Aim
Transcribe the records that follow exactly. Skip the pictures.

Dataset rows
═══

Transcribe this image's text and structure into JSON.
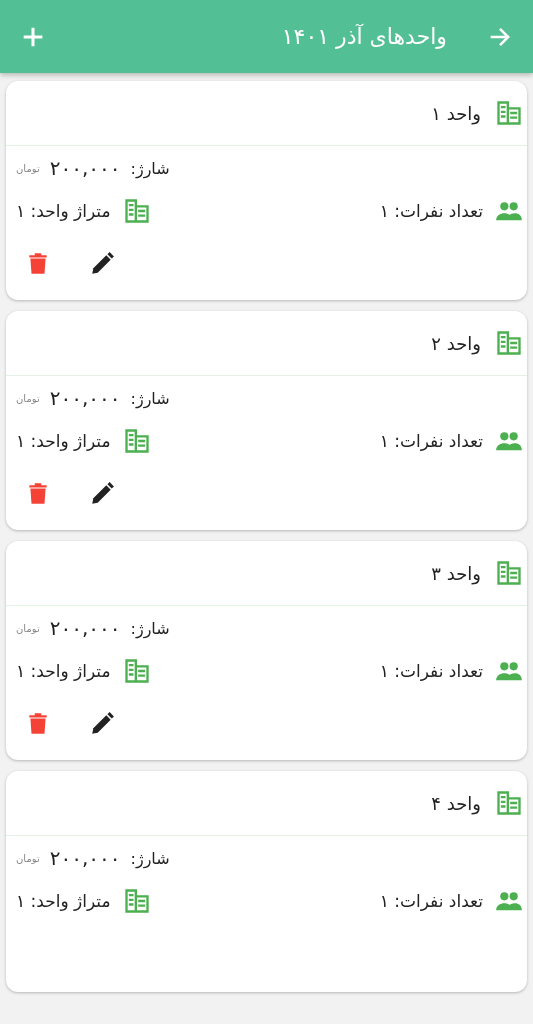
{
  "app_bar": {
    "title": "واحدهای آذر ۱۴۰۱"
  },
  "units": [
    {
      "name": "واحد ۱",
      "charge_label": "شارژ:",
      "charge": "۲۰۰,۰۰۰",
      "currency": "تومان",
      "residents": "تعداد نفرات: ۱",
      "area": "متراژ واحد: ۱",
      "actions": [
        {
          "kind": "edit"
        },
        {
          "kind": "delete"
        }
      ]
    },
    {
      "name": "واحد ۲",
      "charge_label": "شارژ:",
      "charge": "۲۰۰,۰۰۰",
      "currency": "تومان",
      "residents": "تعداد نفرات: ۱",
      "area": "متراژ واحد: ۱",
      "actions": [
        {
          "kind": "edit"
        },
        {
          "kind": "delete"
        }
      ]
    },
    {
      "name": "واحد ۳",
      "charge_label": "شارژ:",
      "charge": "۲۰۰,۰۰۰",
      "currency": "تومان",
      "residents": "تعداد نفرات: ۱",
      "area": "متراژ واحد: ۱",
      "actions": [
        {
          "kind": "edit"
        },
        {
          "kind": "delete"
        }
      ]
    },
    {
      "name": "واحد ۴",
      "charge_label": "شارژ:",
      "charge": "۲۰۰,۰۰۰",
      "currency": "تومان",
      "residents": "تعداد نفرات: ۱",
      "area": "متراژ واحد: ۱"
    }
  ]
}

═══

The answer
Transcribe this image's text and structure into JSON.
{
  "app_bar": {
    "title": "واحدهای آذر ۱۴۰۱"
  },
  "units": [
    {
      "name": "واحد ۱",
      "charge_label": "شارژ:",
      "charge": "۲۰۰,۰۰۰",
      "currency": "تومان",
      "residents": "تعداد نفرات: ۱",
      "area": "متراژ واحد: ۱",
      "actions": [
        {
          "kind": "edit"
        },
        {
          "kind": "delete"
        }
      ]
    },
    {
      "name": "واحد ۲",
      "charge_label": "شارژ:",
      "charge": "۲۰۰,۰۰۰",
      "currency": "تومان",
      "residents": "تعداد نفرات: ۱",
      "area": "متراژ واحد: ۱",
      "actions": [
        {
          "kind": "edit"
        },
        {
          "kind": "delete"
        }
      ]
    },
    {
      "name": "واحد ۳",
      "charge_label": "شارژ:",
      "charge": "۲۰۰,۰۰۰",
      "currency": "تومان",
      "residents": "تعداد نفرات: ۱",
      "area": "متراژ واحد: ۱",
      "actions": [
        {
          "kind": "edit"
        },
        {
          "kind": "delete"
        }
      ]
    },
    {
      "name": "واحد ۴",
      "charge_label": "شارژ:",
      "charge": "۲۰۰,۰۰۰",
      "currency": "تومان",
      "residents": "تعداد نفرات: ۱",
      "area": "متراژ واحد: ۱"
    }
  ]
}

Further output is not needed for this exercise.